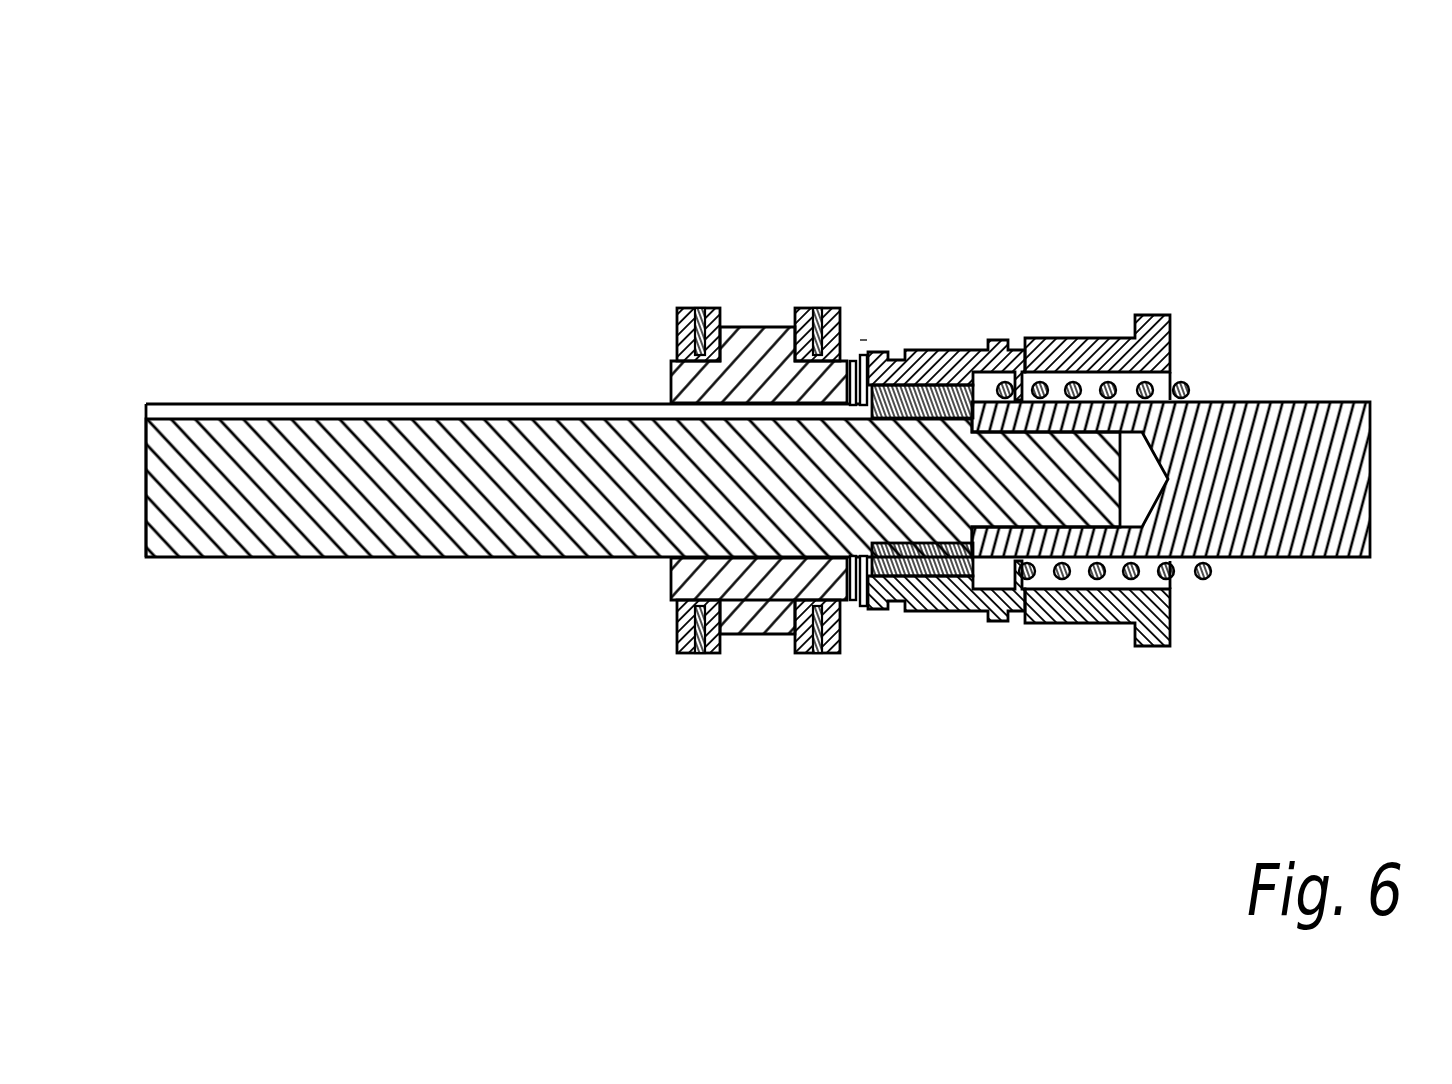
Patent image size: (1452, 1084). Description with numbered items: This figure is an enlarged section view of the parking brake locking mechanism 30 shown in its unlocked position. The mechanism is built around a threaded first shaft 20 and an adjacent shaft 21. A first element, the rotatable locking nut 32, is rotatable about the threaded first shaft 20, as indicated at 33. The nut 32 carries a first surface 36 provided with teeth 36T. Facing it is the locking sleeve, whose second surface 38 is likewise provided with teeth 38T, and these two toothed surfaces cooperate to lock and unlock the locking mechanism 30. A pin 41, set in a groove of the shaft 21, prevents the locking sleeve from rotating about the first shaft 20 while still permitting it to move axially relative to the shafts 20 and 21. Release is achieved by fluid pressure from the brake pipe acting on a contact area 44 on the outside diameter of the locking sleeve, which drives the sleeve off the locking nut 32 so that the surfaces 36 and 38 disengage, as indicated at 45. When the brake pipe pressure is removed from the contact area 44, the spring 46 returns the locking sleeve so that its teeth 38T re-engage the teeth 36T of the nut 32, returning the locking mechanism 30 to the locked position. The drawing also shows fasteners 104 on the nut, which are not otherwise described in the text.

The threaded first shaft 20 is at (318, 562).
The shaft 21 is at (1313, 558).
The parking brake locking mechanism 30 is at (969, 210).
The rotatable locking nut 32 is at (668, 572).
The rotation of locking nut about first shaft 33 is at (744, 408).
The first surface 36 is at (793, 638).
The teeth 36T is at (852, 602).
The second surface 38 is at (864, 350).
The teeth 38T is at (866, 606).
The pin 41 is at (963, 350).
The contact area 44 is at (950, 619).
The disengagement of surfaces 45 is at (864, 332).
The spring 46 is at (1207, 584).
The fasteners 104 is at (802, 304).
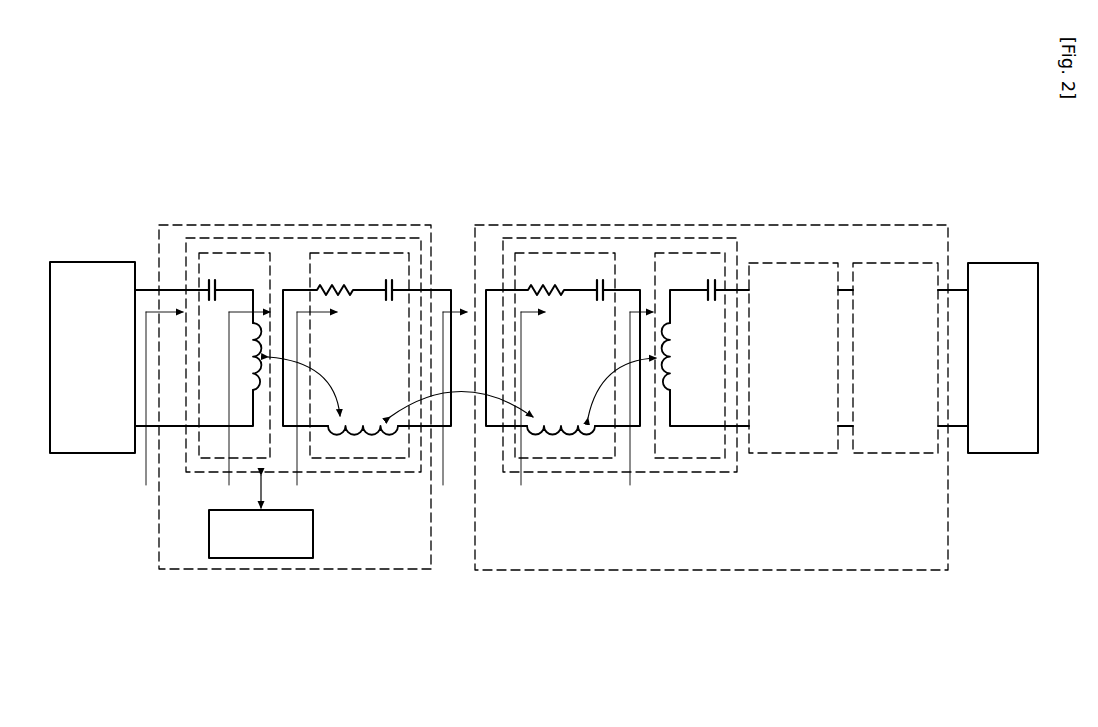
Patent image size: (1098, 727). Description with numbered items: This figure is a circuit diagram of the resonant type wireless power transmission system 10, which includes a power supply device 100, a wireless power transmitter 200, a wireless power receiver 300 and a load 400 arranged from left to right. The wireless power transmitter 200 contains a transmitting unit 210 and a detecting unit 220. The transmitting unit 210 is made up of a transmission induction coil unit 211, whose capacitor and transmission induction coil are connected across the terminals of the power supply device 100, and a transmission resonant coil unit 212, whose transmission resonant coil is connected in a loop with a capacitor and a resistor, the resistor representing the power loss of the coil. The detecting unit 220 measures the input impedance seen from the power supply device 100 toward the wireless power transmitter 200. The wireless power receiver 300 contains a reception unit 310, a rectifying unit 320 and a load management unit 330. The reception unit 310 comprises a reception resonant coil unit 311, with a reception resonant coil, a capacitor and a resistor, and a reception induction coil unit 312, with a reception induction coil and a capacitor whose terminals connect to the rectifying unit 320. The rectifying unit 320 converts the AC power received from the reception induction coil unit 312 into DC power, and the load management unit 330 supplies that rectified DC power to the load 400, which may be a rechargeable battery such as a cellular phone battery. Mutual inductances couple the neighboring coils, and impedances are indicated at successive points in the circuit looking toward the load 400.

The wireless power transmission system 10 is at (89, 59).
The power supply device 100 is at (93, 262).
The wireless power transmitter 200 is at (194, 225).
The transmitting unit 210 is at (308, 238).
The transmission induction coil unit 211 is at (237, 253).
The transmission resonant coil unit 212 is at (360, 253).
The detecting unit 220 is at (315, 521).
The wireless power receiver 300 is at (521, 225).
The reception unit 310 is at (623, 238).
The reception resonant coil unit 311 is at (567, 253).
The reception induction coil unit 312 is at (692, 253).
The rectifying unit 320 is at (795, 263).
The load management unit 330 is at (888, 263).
The load 400 is at (1005, 263).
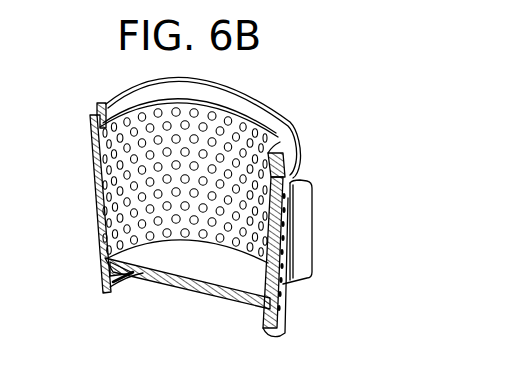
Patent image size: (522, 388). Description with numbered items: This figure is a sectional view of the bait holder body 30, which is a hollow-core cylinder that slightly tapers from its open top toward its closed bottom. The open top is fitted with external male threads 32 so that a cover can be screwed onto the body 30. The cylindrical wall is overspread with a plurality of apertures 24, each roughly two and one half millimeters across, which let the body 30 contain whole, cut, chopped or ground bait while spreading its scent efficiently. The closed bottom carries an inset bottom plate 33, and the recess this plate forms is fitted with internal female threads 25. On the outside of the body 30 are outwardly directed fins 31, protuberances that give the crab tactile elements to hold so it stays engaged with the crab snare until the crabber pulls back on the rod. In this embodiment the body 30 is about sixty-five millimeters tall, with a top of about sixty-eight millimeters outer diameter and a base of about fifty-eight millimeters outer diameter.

The body 30 is at (83, 225).
The fins 31 is at (299, 230).
The external male threads 32 is at (296, 139).
The inset bottom plate 33 is at (213, 296).
The apertures 24 is at (279, 292).
The internal female threads 25 is at (115, 293).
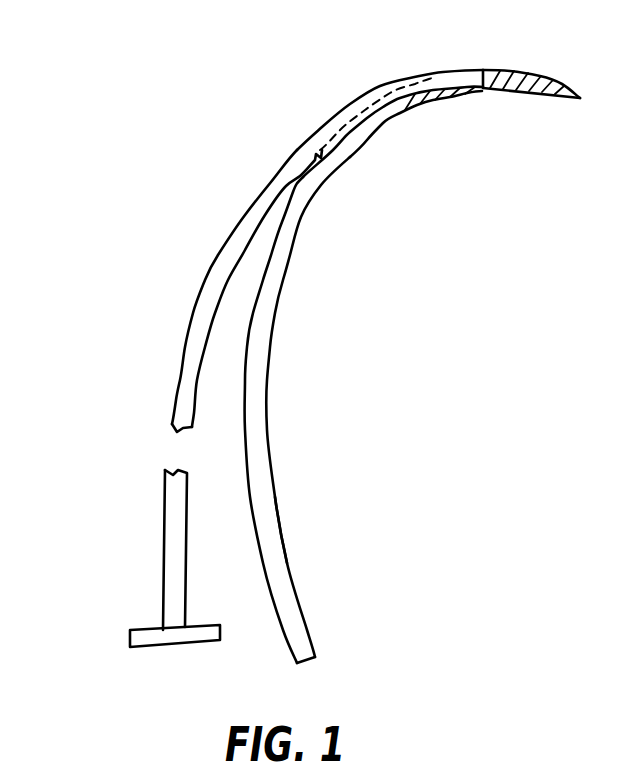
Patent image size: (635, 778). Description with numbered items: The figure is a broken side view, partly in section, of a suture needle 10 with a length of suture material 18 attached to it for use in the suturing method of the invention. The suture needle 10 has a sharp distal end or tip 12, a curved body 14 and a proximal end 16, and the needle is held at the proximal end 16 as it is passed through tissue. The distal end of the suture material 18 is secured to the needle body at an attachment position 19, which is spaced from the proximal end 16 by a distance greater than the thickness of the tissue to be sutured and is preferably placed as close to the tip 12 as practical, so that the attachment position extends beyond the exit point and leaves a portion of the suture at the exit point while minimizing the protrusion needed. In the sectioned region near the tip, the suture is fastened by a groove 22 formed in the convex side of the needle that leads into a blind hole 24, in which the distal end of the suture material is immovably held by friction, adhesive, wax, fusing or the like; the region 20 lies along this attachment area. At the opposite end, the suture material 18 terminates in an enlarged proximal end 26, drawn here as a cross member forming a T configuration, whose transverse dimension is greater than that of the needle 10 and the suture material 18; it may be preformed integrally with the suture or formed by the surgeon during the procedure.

The suture needle 10 is at (275, 489).
The tip 12 is at (548, 80).
The curved body 14 is at (293, 575).
The proximal end 16 is at (315, 650).
The suture material 18 is at (177, 389).
The attachment position 19 is at (443, 68).
The sleeve layer 20 is at (423, 83).
The groove 22 is at (399, 112).
The blind hole 24 is at (473, 92).
The enlarged proximal end 26 is at (130, 641).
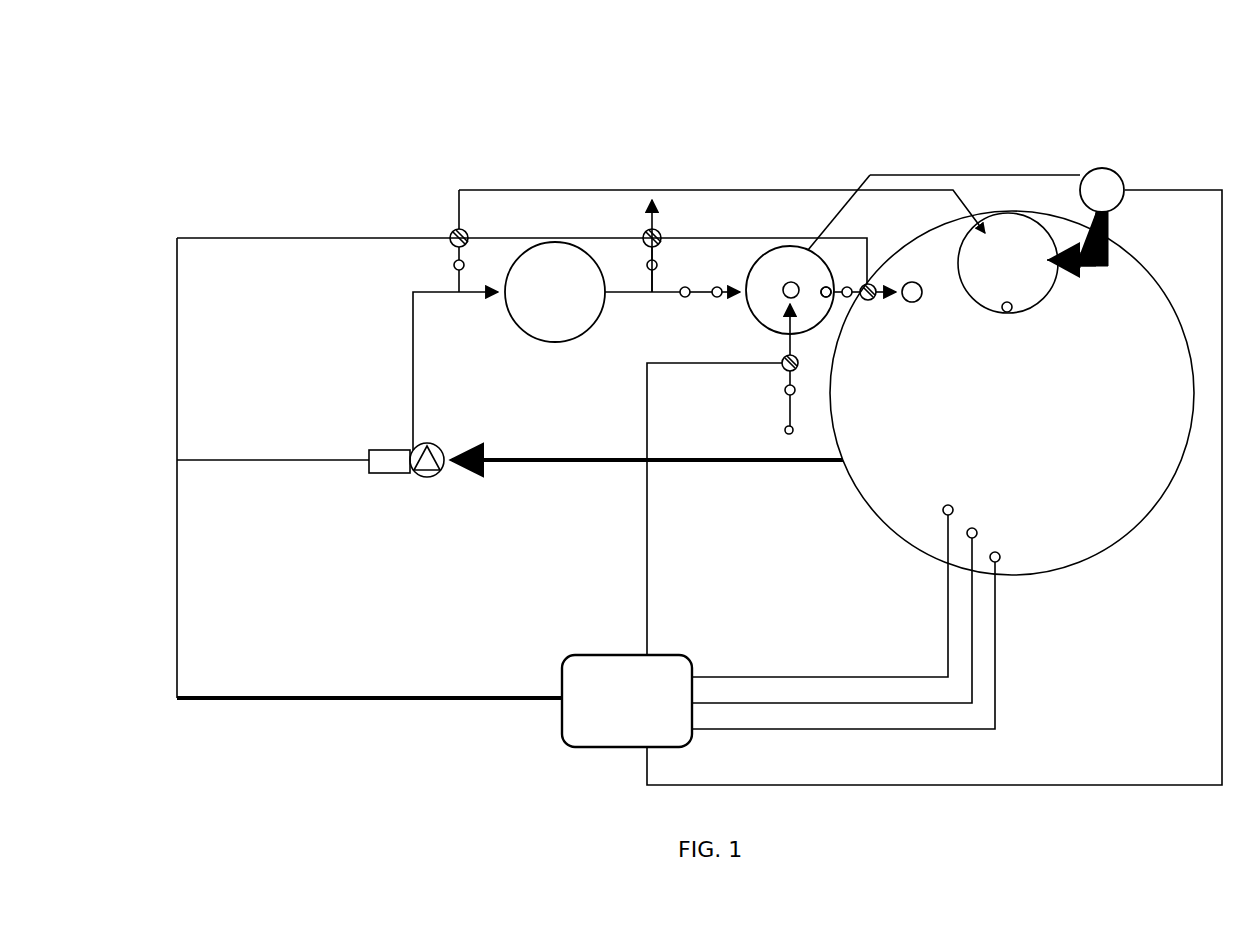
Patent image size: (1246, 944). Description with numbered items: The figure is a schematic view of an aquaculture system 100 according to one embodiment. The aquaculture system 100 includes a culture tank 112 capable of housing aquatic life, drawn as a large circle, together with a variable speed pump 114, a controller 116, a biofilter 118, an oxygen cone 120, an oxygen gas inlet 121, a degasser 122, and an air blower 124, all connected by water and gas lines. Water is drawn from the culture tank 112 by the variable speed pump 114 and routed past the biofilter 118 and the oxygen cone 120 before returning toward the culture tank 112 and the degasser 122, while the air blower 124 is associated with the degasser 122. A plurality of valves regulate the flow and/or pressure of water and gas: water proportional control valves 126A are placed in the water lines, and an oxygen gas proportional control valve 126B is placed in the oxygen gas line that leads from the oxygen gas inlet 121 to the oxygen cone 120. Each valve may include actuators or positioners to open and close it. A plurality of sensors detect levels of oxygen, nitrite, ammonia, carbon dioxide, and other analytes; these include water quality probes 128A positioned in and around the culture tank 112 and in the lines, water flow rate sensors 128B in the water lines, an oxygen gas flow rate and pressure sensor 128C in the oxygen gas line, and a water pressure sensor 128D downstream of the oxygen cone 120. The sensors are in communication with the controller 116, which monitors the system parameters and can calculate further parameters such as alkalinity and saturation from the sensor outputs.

The aquaculture system 100 is at (527, 94).
The culture tank 112 is at (1012, 393).
The variable speed pump 114 is at (382, 446).
The controller 116 is at (627, 701).
The biofilter 118 is at (555, 292).
The oxygen cone 120 is at (790, 290).
The oxygen gas inlet 121 is at (784, 430).
The degasser 122 is at (1010, 270).
The air blower 124 is at (1085, 223).
The water proportional control valve 126A is at (467, 231).
The oxygen gas proportional control valve 126B is at (783, 368).
The water quality probe 128A is at (683, 298).
The water flow rate sensor 128B is at (453, 265).
The oxygen gas flow rate and pressure sensor 128C is at (793, 395).
The water pressure sensor 128D is at (829, 287).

Written exercise:
Render the stretch of the data from the line containing "Patent image size: (522, 388)." through the line containing "The apertures 24 is at (279, 292)." as a Markdown table with the columns Row and Line. Number each row and leave out blank lines.

Exercise response:
| Row | Line |
|---|---|
| 1 | Patent image size: (522, 388). Description with numbered items: This figure is a sectional view of the bait holder body 30, which is a hollow-core cylinder that slightly tapers from its open top toward its closed bottom. The open top is fitted with external male threads 32 so that a cover can be screwed onto the body 30. The cylindrical wall is overspread with a plurality of apertures 24, each roughly two and one half millimeters across, which let the body 30 contain whole, cut, chopped or ground bait while spreading its scent efficiently. The closed bottom carries an inset bottom plate 33, and the recess this plate forms is fitted with internal female threads 25. On the outside of the body 30 are outwardly directed fins 31, protuberances that give the crab tactile elements to hold so it stays engaged with the crab snare until the crabber pulls back on the rod. In this embodiment the body 30 is about sixty-five millimeters tall, with a top of about sixty-eight millimeters outer diameter and a base of about fifty-eight millimeters outer diameter. |
| 2 | The body 30 is at (83, 225). |
| 3 | The fins 31 is at (299, 230). |
| 4 | The external male threads 32 is at (296, 139). |
| 5 | The inset bottom plate 33 is at (213, 296). |
| 6 | The apertures 24 is at (279, 292). |